## Data shown
- - -

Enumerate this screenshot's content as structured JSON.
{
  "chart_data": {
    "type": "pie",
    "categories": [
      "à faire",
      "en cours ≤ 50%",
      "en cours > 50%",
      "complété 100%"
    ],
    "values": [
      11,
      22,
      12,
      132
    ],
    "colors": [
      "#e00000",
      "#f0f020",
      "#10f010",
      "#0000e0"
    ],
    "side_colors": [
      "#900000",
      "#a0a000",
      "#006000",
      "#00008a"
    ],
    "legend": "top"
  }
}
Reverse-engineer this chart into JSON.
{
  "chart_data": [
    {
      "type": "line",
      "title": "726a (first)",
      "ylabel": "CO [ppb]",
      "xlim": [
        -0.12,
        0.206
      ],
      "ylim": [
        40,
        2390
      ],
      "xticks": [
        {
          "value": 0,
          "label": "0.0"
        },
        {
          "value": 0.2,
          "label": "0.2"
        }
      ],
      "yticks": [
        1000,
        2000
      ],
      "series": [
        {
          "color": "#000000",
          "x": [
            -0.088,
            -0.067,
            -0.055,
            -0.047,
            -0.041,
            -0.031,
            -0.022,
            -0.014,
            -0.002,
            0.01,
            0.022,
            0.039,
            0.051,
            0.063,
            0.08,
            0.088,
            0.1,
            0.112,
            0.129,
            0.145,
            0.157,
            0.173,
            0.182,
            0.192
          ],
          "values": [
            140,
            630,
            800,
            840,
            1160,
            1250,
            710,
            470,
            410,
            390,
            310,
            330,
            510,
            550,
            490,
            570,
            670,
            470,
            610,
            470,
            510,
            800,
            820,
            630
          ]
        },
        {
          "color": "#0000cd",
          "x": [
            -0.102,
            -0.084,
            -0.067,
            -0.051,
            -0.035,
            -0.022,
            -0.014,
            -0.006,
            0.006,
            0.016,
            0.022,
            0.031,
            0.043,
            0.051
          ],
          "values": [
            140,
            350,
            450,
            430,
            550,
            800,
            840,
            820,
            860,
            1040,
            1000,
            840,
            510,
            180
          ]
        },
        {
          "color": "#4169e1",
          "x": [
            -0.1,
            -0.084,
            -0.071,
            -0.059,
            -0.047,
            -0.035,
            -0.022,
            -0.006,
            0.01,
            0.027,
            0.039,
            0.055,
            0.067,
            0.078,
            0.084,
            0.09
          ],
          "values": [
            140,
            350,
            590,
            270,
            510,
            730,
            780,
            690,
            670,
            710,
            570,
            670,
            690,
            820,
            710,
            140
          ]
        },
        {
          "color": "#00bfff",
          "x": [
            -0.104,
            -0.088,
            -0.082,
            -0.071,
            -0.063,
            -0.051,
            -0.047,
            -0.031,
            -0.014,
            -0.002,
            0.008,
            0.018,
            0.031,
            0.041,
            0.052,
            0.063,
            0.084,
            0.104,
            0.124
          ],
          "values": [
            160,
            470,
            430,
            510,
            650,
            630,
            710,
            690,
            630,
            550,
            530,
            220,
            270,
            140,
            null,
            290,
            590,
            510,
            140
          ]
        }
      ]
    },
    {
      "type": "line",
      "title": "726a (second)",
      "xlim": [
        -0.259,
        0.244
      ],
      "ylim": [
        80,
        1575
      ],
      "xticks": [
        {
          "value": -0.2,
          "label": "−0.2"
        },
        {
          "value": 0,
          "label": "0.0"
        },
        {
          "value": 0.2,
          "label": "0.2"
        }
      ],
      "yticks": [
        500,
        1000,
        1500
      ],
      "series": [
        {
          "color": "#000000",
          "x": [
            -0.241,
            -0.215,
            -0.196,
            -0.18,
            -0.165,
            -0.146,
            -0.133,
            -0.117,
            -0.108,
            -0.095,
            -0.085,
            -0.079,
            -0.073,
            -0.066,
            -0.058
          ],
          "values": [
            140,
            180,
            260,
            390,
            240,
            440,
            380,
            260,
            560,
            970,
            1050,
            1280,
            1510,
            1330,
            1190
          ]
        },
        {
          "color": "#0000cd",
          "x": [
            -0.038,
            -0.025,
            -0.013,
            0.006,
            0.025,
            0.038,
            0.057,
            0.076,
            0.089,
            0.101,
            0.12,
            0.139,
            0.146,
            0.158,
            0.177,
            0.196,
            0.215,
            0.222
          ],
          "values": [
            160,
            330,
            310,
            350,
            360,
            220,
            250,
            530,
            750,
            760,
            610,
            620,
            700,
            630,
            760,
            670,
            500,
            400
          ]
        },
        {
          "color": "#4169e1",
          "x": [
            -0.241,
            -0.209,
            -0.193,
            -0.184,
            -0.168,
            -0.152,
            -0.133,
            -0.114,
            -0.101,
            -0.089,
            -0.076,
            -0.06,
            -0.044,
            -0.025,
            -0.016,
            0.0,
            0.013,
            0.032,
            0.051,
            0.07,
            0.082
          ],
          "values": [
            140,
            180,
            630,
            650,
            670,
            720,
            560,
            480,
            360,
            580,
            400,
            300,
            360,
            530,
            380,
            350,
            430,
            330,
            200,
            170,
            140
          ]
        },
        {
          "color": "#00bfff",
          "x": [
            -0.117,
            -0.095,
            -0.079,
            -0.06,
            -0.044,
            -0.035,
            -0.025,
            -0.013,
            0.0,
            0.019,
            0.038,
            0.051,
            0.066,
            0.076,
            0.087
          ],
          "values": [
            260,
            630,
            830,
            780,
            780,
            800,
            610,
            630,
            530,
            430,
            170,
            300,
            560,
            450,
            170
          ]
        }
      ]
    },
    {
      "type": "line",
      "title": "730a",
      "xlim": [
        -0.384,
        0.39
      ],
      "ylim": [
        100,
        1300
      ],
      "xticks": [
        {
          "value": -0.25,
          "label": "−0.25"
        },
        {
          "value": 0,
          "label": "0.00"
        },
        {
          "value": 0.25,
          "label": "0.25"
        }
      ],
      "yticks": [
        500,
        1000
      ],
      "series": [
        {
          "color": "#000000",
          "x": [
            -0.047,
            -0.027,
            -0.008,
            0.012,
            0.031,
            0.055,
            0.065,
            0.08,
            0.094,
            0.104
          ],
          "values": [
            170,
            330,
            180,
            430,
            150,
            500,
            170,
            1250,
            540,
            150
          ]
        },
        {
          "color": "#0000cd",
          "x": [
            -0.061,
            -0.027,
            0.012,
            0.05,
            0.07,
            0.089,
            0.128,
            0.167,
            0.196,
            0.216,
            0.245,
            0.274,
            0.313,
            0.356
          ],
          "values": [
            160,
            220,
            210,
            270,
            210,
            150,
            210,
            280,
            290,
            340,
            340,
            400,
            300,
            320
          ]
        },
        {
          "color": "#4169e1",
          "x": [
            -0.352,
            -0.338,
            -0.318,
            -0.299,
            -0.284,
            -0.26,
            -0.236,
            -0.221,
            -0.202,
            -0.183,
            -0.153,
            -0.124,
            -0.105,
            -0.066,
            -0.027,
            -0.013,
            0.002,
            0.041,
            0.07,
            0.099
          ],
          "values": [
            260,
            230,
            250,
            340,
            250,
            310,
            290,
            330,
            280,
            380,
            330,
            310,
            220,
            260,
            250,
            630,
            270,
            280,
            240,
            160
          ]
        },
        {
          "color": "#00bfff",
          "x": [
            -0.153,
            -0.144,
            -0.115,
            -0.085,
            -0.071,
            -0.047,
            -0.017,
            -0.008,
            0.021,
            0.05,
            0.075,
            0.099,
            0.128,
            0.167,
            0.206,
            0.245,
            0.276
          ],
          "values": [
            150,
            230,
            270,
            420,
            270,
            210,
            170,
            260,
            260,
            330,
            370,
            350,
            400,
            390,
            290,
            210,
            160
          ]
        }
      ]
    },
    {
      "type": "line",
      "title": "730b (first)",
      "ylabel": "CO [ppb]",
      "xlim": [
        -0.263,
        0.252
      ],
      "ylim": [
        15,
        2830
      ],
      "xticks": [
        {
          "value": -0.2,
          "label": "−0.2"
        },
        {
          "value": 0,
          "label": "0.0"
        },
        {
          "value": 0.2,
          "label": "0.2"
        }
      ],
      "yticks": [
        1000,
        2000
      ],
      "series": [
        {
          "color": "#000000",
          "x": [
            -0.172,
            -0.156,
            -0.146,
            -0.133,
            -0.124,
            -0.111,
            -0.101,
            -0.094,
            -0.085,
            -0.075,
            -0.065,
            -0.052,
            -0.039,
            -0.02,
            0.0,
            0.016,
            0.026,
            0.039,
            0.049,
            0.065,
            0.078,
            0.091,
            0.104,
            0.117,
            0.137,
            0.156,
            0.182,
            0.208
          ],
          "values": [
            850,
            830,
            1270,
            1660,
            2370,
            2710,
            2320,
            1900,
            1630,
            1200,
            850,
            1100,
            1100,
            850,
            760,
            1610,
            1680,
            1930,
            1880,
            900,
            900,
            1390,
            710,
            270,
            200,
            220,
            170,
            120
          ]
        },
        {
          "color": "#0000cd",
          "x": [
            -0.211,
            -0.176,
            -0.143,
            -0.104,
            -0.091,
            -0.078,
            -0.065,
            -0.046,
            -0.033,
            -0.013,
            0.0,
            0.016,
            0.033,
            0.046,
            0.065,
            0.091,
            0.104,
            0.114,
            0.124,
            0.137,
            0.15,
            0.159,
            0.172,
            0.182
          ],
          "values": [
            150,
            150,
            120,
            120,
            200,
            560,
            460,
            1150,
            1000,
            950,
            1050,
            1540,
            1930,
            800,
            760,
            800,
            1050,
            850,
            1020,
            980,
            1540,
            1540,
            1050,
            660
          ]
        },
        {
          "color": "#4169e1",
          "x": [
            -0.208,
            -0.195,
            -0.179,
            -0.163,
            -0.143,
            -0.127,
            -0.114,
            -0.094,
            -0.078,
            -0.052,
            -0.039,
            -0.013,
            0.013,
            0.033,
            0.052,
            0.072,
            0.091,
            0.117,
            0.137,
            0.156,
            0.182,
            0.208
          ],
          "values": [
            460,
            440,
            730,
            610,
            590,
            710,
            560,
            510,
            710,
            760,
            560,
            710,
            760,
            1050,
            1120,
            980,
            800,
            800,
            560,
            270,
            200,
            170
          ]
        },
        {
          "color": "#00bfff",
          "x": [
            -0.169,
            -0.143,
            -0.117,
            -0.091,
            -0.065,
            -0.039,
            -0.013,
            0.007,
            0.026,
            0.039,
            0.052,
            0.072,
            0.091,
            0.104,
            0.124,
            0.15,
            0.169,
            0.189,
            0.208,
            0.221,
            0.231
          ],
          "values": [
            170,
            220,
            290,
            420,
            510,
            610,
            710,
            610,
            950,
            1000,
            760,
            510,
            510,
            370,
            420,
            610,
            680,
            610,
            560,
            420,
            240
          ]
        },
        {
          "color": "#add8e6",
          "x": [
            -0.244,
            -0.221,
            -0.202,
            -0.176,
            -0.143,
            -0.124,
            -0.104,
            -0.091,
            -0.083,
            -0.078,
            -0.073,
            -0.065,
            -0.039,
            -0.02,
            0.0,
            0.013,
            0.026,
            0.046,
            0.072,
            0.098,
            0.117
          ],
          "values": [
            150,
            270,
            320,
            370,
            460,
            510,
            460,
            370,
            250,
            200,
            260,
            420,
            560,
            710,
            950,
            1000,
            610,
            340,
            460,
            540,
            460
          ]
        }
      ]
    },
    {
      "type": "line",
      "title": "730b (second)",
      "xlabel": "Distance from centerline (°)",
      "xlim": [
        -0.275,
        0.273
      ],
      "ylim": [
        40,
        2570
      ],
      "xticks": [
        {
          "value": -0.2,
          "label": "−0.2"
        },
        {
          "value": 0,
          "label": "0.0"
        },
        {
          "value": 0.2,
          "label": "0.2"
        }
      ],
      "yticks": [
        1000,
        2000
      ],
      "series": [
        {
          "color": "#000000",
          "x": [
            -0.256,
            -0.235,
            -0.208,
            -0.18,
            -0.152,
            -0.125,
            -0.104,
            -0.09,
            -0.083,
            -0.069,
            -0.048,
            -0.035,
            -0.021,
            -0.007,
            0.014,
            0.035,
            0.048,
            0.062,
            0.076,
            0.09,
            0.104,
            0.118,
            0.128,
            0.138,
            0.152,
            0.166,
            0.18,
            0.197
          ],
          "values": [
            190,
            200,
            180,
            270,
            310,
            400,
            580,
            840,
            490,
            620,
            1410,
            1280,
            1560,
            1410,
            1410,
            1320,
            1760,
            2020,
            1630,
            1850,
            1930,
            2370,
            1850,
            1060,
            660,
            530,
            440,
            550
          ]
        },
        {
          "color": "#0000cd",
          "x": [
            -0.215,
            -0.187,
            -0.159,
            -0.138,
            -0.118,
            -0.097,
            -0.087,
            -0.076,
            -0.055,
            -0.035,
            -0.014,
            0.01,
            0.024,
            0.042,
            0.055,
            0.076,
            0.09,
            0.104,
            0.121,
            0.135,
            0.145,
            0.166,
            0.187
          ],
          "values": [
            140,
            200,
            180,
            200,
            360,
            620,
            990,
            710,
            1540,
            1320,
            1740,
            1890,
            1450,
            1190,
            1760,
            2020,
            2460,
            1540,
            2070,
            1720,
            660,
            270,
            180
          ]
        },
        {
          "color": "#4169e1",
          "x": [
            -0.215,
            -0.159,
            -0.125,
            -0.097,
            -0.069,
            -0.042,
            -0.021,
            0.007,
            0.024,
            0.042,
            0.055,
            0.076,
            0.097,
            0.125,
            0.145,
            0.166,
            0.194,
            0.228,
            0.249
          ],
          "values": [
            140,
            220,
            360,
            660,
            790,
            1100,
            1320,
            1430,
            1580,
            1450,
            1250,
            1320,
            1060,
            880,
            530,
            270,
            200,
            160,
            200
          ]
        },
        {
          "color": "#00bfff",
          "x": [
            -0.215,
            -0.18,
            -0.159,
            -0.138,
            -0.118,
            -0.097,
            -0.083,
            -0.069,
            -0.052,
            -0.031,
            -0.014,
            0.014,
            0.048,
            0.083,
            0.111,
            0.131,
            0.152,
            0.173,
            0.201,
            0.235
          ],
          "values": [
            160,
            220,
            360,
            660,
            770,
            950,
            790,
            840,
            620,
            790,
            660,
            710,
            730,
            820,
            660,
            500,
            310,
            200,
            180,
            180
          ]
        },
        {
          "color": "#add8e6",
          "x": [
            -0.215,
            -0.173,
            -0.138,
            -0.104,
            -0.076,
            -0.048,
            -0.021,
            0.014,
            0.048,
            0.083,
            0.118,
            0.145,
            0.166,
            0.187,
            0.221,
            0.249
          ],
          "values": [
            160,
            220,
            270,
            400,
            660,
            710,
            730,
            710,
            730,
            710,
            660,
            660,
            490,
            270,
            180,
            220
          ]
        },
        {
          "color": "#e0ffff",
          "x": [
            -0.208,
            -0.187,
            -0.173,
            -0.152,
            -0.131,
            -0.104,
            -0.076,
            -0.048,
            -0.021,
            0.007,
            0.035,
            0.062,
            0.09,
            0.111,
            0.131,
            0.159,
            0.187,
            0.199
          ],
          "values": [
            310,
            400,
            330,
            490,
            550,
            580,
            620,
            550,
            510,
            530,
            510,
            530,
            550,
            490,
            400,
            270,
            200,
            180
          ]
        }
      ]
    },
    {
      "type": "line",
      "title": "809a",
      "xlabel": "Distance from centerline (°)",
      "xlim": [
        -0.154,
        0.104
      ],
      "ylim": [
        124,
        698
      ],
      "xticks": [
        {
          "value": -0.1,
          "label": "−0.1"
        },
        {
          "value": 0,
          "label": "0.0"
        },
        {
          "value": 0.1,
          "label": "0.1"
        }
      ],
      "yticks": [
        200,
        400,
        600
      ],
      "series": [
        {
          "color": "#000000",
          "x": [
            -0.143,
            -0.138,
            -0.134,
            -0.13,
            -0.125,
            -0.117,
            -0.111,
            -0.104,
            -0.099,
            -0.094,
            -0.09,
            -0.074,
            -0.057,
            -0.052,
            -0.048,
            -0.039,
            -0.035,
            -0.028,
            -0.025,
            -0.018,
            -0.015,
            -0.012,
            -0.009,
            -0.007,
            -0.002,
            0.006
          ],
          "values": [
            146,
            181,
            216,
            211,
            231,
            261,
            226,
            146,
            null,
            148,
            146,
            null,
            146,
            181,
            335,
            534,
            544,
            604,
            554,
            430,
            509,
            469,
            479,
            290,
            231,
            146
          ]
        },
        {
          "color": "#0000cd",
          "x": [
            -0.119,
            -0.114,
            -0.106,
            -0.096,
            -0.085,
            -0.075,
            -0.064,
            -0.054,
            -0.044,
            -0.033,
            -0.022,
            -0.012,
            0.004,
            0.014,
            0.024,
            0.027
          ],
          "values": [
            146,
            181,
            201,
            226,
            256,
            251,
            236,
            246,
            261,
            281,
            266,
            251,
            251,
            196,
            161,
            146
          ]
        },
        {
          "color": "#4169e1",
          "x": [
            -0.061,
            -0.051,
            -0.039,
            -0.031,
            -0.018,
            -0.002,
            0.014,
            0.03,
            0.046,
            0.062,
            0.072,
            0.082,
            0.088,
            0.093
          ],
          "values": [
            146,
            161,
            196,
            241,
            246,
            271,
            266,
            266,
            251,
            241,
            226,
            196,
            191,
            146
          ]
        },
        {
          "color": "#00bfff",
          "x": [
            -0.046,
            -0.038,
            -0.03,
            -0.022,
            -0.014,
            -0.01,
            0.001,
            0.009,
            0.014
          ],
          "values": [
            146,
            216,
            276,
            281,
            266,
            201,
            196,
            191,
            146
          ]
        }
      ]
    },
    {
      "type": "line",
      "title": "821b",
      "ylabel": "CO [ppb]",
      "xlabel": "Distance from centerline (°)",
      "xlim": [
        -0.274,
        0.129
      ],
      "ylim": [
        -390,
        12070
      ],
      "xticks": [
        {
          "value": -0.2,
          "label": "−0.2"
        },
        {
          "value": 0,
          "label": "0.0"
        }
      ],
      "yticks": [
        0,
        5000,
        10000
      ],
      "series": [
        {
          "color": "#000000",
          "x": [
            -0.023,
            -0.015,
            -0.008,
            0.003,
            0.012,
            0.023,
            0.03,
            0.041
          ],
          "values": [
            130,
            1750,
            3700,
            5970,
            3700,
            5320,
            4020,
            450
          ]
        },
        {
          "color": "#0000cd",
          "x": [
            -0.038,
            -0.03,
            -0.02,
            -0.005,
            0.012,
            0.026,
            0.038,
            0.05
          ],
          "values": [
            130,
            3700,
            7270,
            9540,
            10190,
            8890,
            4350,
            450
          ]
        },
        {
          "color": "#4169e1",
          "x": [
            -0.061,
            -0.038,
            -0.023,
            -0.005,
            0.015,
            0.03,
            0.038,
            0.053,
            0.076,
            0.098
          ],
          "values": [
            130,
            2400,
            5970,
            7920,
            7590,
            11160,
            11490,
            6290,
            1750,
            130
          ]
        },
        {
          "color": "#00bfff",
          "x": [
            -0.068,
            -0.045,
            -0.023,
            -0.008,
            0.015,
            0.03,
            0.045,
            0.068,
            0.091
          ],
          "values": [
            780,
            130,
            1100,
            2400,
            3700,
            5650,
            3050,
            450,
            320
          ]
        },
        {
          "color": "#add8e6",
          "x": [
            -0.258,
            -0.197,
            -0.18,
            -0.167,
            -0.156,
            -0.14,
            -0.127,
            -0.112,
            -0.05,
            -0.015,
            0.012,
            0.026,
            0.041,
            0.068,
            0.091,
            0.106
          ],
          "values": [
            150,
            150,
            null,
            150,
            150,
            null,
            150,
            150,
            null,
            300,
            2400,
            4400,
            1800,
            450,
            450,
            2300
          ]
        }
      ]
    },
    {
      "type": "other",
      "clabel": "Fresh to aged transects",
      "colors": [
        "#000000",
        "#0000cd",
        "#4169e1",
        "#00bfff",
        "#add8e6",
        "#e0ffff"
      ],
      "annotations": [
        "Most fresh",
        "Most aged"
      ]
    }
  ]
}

- - -

## Set exercise
Of the lines above, how many include the word "JSON"? Reply with the number only.

## Answer to the exercise
2